Find the word "minutes" in the records below. List each line containing it.

### RECORDS FOR PROCESSING
-.-.-

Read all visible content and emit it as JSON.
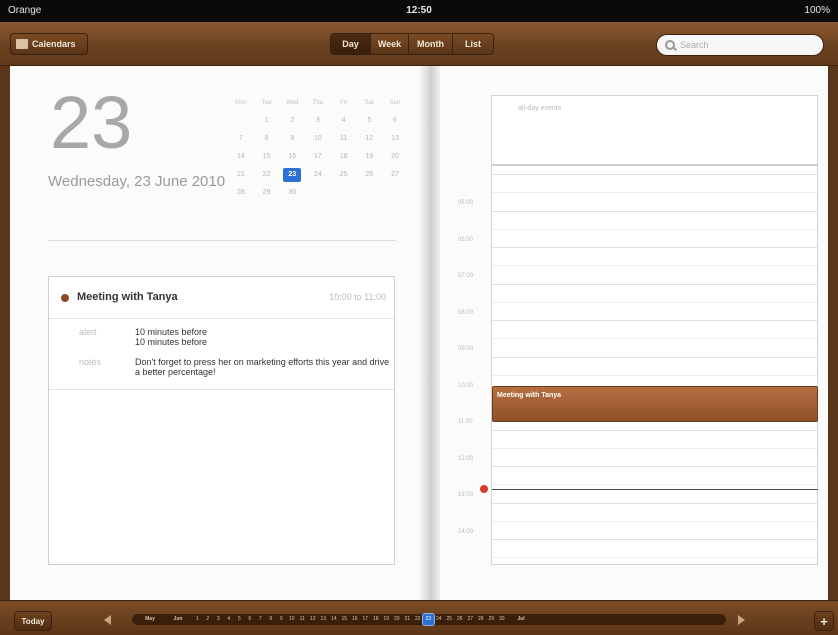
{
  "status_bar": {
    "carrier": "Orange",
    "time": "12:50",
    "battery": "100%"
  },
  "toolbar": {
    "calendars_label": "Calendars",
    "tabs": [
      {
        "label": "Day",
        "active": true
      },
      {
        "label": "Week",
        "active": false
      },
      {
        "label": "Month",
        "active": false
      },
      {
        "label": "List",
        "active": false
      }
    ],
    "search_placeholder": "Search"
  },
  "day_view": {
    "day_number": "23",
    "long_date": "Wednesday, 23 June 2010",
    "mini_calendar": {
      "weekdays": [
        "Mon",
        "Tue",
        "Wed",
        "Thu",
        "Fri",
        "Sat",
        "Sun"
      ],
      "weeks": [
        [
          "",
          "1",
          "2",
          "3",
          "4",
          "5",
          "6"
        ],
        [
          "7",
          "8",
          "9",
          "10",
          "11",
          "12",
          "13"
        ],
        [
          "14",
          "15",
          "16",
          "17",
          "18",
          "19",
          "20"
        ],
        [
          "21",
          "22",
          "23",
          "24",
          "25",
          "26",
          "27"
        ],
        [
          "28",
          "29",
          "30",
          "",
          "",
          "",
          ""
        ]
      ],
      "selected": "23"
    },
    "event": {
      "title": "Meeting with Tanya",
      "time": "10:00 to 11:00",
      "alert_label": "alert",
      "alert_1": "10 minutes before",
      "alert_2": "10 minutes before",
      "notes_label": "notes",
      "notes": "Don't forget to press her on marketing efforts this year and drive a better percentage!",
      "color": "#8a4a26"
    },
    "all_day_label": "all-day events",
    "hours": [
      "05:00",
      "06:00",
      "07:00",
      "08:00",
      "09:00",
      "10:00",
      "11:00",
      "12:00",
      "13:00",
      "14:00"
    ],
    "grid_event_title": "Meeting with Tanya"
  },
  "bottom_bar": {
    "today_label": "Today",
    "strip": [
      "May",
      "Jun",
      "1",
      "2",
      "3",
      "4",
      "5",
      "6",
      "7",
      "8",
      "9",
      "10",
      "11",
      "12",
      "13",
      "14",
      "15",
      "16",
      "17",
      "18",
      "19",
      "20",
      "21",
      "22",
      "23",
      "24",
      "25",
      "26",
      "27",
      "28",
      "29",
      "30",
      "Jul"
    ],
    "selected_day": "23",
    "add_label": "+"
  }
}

-.-.-

### TASK OUTPUT
      "alert_1": "10 minutes before",
      "alert_2": "10 minutes before",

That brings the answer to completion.